### Work instructions
Examine the material below and count the lines that hold the word "Vanderlei". Report only the number.

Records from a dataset
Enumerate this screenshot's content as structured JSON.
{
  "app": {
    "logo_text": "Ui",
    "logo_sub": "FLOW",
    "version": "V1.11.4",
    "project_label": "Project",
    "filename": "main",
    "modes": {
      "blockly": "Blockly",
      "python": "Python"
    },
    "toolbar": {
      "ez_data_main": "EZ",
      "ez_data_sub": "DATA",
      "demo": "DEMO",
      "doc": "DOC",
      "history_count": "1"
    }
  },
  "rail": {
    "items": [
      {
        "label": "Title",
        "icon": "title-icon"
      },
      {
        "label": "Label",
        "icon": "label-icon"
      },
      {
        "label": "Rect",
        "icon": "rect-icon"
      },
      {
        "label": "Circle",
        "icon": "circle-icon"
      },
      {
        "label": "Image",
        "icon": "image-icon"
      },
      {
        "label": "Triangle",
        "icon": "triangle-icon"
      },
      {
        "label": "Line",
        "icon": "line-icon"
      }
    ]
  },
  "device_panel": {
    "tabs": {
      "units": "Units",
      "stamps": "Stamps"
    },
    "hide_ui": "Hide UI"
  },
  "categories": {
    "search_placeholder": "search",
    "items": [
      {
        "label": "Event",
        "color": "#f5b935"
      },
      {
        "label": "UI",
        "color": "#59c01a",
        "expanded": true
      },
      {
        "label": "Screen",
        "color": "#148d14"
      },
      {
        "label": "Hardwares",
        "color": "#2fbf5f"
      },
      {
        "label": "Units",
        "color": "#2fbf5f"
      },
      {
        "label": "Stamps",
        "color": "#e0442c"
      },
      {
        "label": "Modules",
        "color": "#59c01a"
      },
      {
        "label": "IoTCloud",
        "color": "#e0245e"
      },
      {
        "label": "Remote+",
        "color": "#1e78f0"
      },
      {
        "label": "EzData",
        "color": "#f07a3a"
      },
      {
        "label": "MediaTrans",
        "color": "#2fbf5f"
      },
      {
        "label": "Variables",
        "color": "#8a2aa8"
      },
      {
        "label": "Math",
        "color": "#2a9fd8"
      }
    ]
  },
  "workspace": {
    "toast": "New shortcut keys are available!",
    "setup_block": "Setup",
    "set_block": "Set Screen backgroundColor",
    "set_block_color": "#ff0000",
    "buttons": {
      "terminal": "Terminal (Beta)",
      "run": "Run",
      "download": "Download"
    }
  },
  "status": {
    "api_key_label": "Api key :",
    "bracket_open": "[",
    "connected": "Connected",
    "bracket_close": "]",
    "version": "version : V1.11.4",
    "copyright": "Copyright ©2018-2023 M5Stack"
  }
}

---

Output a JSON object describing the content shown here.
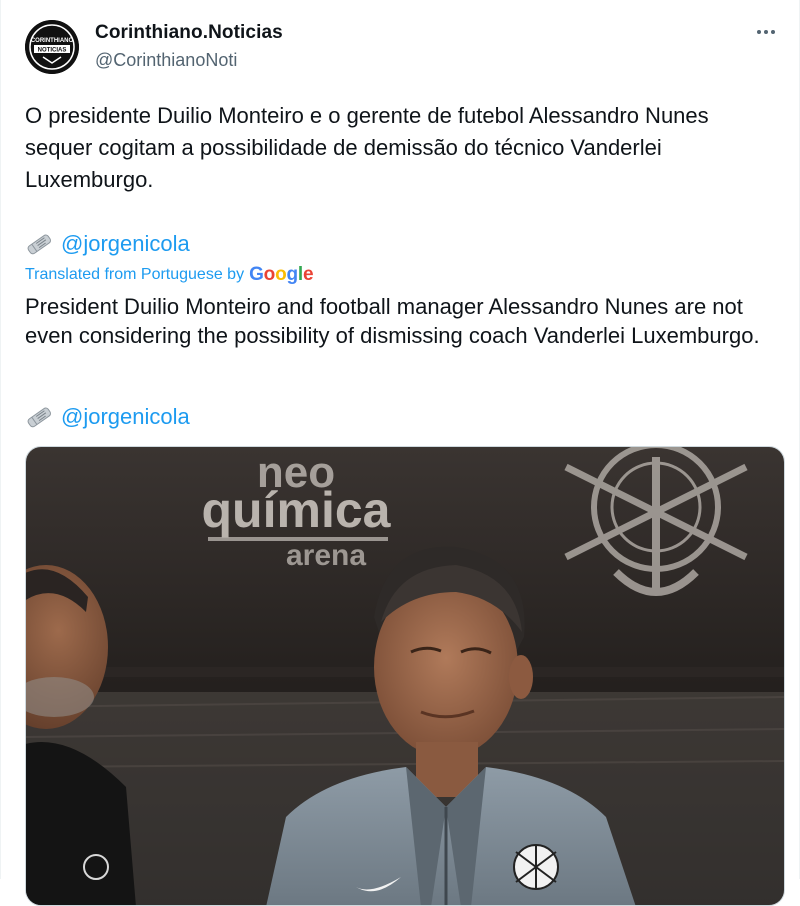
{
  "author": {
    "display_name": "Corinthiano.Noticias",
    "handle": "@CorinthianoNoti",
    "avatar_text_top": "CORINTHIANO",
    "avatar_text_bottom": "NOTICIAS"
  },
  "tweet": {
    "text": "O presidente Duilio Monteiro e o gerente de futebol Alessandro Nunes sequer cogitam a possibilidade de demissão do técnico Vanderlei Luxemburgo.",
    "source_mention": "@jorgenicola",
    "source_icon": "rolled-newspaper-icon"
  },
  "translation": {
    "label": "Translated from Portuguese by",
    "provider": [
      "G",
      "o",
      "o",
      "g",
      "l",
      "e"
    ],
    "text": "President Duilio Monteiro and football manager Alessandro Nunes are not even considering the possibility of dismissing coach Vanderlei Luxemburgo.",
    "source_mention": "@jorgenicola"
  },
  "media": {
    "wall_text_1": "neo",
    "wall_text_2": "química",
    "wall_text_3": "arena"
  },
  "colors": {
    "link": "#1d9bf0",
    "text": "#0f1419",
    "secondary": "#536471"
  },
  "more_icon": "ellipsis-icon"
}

### Expected answer
2